CHALLENGE 1:
Format the stretch of the records from the very first line through the line containing "territory-input[interactable] xyxy=(750,279,952,303)" as a JSON list of strings, one string per line and no blank lines.

Further, (\ref{eq-1.4.4}) is *continuity equation* which means the mass conservation since the flow of the mass through the surface element $dS$ in the direction of the normal $\mathbf{n}$ for time $dt$ equals $\rho \mathbf{n}\cdot \mathbf{v}$.

**Remark 1.**
According to the chain rule
\begin{gather*}
\dfrac{du}{dt}=\dfrac{\partial u}{dt}+ (\nabla u)\cdot \dfrac{d\mathbf{x} }{dt}=
u_t + (\nabla u)\cdot \mathbf{v}
\end{gather*}
is a *derivative of $u$ along trajectory* which does not coincide with the *partial derivative* $u_t$; $\mathbf{v}\cdot \nabla u$ is called *convection term*. However in the linearization with $|\mathbf{v}|\ll 1$ it is negligible.

**Remark 2.**
Consider any domain $\Omega$ with a border $\Sigma$. The flow of the gas inwards for time $dt$ equals
\begin{gather*}
\iint_\Sigma \rho \boldsymbol{v}\cdot\boldsymbol{n}\,dS dt= -\iiint_\Omega \nabla\cdot(\rho \boldsymbol{v})\,dxdydz\times dt
\end{gather*}
again due to Gauss formula (A1.1.1).

This equals to the increment of the mass in $V$
\begin{gather*}
\partial_t \iiint_\Omega \rho\,dxdydz \times dt=\iiint_\Omega \rho_{tt} \,dxdydz\times dt.
\end{gather*}
Therefore
\begin{gather*}
-\iiint_\Omega \nabla\cdot(\rho \boldsymbol{v})\,dxdydz = \iiint_\Omega \rho_{tt} \,dxdydz
\end{gather*}
Since this equality holds for *any* domain $\Omega$ we can drop integral and arrive to (\ref{eq-1.4.4}).

We need to add We need to add $p=p(\rho, T)$ where $T$ is the temperature, but we assume $T$ is constant. Assuming that $\mathbf{v}$, $\rho-\rho_0$ and their first derivatives are small ($\rho_0=\const$) we arrive instead to
\begin{align}
&\rho_0 \mathbf{v}_t = -p'(\rho_0)\nabla \rho,
\label{eq-1.4.5}\\
&\rho_t + \rho_0\nabla \cdot \mathbf{v}=0
\label{eq-1.4.6}
\end{align}
and then applying $\nabla\cdot $ to (\ref{eq-1.4.5}) and $\partial_t $ to (\ref{eq-1.4.6}) we arrive to
\begin{equation}
\rho_{tt}=c^2\Delta \rho
\label{eq-1.4.7}
\end{equation}
with $c=\sqrt{p'(\rho_0)}$ is *the speed of sound*.

**Example 4.**
Let $ u$ be a concentration of perfume in the still air. Consider some volume $V$, then the quantity of the perfume in $V$ at time $t$ equals
$\iiint _V u \, dxdydz$ and its increment for time $dt$ equals
\begin{equation*}
\iiint _V u_t \, dxdydz\times dt.

CHALLENGE 2:
Rewrite the stretch of the continuity equation passage from "We need to add We" through "speed of sound*.", putting "absolute temperature" in place of "temperature".

STORED ROWS:
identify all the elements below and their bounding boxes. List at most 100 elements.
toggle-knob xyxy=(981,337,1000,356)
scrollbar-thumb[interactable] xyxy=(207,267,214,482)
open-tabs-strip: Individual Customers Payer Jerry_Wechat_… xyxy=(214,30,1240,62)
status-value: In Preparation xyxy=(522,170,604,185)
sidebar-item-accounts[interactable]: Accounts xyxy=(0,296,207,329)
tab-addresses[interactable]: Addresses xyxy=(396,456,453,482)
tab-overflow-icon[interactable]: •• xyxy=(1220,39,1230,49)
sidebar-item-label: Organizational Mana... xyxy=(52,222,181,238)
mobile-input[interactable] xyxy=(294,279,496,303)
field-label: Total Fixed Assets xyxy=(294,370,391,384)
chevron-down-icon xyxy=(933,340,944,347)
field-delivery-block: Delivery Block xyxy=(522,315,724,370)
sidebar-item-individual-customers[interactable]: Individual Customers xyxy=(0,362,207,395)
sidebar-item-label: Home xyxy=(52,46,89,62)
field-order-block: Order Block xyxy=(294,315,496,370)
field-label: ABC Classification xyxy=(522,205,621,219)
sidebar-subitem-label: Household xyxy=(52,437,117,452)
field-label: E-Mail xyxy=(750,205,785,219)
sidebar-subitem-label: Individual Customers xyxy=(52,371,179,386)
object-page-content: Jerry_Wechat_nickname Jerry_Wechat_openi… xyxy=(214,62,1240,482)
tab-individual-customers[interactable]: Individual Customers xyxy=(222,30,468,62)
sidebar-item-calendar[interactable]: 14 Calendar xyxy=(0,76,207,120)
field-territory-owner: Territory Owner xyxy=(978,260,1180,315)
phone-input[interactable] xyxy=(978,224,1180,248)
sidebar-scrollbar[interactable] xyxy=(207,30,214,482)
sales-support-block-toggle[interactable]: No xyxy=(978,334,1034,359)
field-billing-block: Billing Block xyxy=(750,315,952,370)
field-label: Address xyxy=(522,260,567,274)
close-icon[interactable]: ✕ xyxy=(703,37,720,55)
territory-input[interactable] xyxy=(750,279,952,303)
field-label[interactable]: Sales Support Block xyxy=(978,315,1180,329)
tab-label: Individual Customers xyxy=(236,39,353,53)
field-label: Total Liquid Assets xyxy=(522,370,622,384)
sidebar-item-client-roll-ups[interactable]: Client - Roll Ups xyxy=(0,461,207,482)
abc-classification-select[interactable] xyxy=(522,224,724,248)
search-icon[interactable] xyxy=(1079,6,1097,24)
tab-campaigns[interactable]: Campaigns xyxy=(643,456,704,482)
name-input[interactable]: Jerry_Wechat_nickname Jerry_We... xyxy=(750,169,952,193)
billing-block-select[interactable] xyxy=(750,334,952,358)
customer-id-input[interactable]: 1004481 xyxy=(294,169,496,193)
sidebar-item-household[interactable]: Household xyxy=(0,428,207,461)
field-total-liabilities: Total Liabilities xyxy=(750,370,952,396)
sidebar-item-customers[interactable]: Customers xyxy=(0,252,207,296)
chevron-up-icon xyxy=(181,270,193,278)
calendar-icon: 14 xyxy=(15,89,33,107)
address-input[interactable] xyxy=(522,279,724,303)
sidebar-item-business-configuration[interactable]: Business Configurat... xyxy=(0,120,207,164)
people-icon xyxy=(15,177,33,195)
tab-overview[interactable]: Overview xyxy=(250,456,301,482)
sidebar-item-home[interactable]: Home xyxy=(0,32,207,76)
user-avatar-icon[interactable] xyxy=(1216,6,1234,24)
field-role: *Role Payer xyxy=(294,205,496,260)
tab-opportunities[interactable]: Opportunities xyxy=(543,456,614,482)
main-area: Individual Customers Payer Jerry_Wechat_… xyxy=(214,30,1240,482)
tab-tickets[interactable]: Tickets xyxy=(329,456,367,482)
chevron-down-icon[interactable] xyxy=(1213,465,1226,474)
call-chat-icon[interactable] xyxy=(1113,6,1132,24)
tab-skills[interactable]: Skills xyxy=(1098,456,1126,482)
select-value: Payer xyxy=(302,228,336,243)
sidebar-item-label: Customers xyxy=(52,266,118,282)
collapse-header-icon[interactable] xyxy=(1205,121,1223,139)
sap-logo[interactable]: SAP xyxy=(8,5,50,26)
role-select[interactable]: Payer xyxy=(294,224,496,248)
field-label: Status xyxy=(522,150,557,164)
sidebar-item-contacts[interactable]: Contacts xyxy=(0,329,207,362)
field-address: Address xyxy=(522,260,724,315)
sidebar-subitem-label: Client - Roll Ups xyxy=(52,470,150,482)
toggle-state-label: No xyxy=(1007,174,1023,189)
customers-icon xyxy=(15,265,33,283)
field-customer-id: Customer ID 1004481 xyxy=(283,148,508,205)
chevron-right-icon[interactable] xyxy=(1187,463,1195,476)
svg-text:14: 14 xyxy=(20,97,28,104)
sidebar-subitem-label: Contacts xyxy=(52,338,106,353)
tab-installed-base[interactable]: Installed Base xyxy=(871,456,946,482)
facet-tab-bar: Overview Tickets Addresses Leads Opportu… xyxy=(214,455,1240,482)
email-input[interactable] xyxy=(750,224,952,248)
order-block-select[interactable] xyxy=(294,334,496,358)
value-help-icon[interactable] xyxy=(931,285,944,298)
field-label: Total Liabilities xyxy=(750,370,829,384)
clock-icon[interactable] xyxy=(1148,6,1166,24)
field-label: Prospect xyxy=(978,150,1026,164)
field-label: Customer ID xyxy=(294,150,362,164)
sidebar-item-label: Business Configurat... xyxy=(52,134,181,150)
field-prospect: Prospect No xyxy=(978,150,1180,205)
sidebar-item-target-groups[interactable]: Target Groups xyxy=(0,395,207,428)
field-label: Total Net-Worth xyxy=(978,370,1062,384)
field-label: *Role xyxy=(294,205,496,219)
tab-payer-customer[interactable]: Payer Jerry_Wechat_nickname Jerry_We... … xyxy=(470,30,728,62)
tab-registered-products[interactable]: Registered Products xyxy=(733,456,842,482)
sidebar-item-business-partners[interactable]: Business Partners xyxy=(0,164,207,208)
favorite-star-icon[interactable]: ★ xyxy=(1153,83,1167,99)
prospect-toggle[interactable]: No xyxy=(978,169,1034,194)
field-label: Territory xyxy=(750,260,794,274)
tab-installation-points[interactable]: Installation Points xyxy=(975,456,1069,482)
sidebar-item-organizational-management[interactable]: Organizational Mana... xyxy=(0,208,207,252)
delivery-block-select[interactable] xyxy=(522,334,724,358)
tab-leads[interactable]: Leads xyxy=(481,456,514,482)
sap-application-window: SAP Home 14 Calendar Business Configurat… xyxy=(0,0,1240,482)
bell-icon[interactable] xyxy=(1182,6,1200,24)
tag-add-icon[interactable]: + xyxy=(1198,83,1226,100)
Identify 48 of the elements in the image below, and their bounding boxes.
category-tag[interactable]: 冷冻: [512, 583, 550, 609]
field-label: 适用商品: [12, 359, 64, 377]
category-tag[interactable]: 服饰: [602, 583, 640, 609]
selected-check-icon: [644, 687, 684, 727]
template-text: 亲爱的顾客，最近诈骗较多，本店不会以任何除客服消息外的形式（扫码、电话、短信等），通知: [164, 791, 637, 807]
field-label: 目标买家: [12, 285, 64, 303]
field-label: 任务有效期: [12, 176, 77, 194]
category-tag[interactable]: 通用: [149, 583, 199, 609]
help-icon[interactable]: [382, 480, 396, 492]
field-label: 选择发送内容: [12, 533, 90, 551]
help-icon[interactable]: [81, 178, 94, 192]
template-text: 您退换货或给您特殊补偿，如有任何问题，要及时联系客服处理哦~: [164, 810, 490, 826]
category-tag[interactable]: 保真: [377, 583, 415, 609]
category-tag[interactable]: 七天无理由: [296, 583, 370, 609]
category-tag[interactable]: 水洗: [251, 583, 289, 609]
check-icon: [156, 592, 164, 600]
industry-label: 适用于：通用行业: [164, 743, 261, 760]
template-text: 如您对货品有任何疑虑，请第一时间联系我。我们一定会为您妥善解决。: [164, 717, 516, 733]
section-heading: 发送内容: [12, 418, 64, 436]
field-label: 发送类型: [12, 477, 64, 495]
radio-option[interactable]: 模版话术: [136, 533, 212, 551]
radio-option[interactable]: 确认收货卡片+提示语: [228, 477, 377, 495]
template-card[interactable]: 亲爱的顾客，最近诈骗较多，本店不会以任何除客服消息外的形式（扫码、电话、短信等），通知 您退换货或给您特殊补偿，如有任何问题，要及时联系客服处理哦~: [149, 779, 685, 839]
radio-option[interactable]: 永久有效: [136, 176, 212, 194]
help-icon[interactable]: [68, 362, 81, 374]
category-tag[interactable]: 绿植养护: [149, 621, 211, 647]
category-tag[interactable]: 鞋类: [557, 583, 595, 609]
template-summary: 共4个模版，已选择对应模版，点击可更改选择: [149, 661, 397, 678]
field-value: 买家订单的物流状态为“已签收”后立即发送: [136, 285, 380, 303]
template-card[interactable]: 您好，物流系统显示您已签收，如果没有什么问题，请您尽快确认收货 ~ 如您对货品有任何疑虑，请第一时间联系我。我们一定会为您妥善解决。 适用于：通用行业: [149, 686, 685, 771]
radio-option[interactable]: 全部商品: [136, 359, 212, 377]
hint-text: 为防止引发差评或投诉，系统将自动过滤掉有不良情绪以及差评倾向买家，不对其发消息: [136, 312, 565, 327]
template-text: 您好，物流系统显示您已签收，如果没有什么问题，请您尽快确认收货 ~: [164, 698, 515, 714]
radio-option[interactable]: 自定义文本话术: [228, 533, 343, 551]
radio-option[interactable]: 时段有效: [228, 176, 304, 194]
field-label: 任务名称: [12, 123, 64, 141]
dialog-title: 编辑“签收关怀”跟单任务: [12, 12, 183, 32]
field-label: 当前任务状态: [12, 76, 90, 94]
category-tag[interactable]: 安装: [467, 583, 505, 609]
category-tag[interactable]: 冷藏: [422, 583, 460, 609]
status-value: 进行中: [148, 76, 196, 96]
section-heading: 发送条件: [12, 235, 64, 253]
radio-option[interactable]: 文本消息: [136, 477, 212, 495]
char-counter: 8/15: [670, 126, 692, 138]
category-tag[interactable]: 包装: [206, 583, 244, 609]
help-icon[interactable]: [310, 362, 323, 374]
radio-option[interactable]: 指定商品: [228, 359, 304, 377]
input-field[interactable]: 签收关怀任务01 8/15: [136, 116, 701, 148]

PROBLEM SOLUTION 1:
[
  "identify all the elements below and their bounding boxes. List at most 100 elements.",
  "toggle-knob xyxy=(981,337,1000,356)",
  "scrollbar-thumb[interactable] xyxy=(207,267,214,482)",
  "open-tabs-strip: Individual Customers Payer Jerry_Wechat_… xyxy=(214,30,1240,62)",
  "status-value: In Preparation xyxy=(522,170,604,185)",
  "sidebar-item-accounts[interactable]: Accounts xyxy=(0,296,207,329)",
  "tab-addresses[interactable]: Addresses xyxy=(396,456,453,482)",
  "tab-overflow-icon[interactable]: •• xyxy=(1220,39,1230,49)",
  "sidebar-item-label: Organizational Mana... xyxy=(52,222,181,238)",
  "mobile-input[interactable] xyxy=(294,279,496,303)",
  "field-label: Total Fixed Assets xyxy=(294,370,391,384)",
  "chevron-down-icon xyxy=(933,340,944,347)",
  "field-delivery-block: Delivery Block xyxy=(522,315,724,370)",
  "sidebar-item-individual-customers[interactable]: Individual Customers xyxy=(0,362,207,395)",
  "sidebar-item-label: Home xyxy=(52,46,89,62)",
  "field-order-block: Order Block xyxy=(294,315,496,370)",
  "field-label: ABC Classification xyxy=(522,205,621,219)",
  "sidebar-subitem-label: Household xyxy=(52,437,117,452)",
  "field-label: E-Mail xyxy=(750,205,785,219)",
  "sidebar-subitem-label: Individual Customers xyxy=(52,371,179,386)",
  "object-page-content: Jerry_Wechat_nickname Jerry_Wechat_openi… xyxy=(214,62,1240,482)",
  "tab-individual-customers[interactable]: Individual Customers xyxy=(222,30,468,62)",
  "sidebar-item-calendar[interactable]: 14 Calendar xyxy=(0,76,207,120)",
  "field-territory-owner: Territory Owner xyxy=(978,260,1180,315)",
  "phone-input[interactable] xyxy=(978,224,1180,248)",
  "sidebar-scrollbar[interactable] xyxy=(207,30,214,482)",
  "sales-support-block-toggle[interactable]: No xyxy=(978,334,1034,359)",
  "field-billing-block: Billing Block xyxy=(750,315,952,370)",
  "field-label: Address xyxy=(522,260,567,274)",
  "close-icon[interactable]: ✕ xyxy=(703,37,720,55)",
  "territory-input[interactable] xyxy=(750,279,952,303)"
]

PROBLEM SOLUTION 2:
We need to add We need to add $p=p(\rho, T)$ where $T$ is the absolute temperature, but we assume $T$ is constant. Assuming that $\mathbf{v}$, $\rho-\rho_0$ and their first derivatives are small ($\rho_0=\const$) we arrive instead to
\begin{align}
&\rho_0 \mathbf{v}_t = -p'(\rho_0)\nabla \rho,
\label{eq-1.4.5}\\
&\rho_t + \rho_0\nabla \cdot \mathbf{v}=0
\label{eq-1.4.6}
\end{align}
and then applying $\nabla\cdot $ to (\ref{eq-1.4.5}) and $\partial_t $ to (\ref{eq-1.4.6}) we arrive to
\begin{equation}
\rho_{tt}=c^2\Delta \rho
\label{eq-1.4.7}
\end{equation}
with $c=\sqrt{p'(\rho_0)}$ is *the speed of sound*.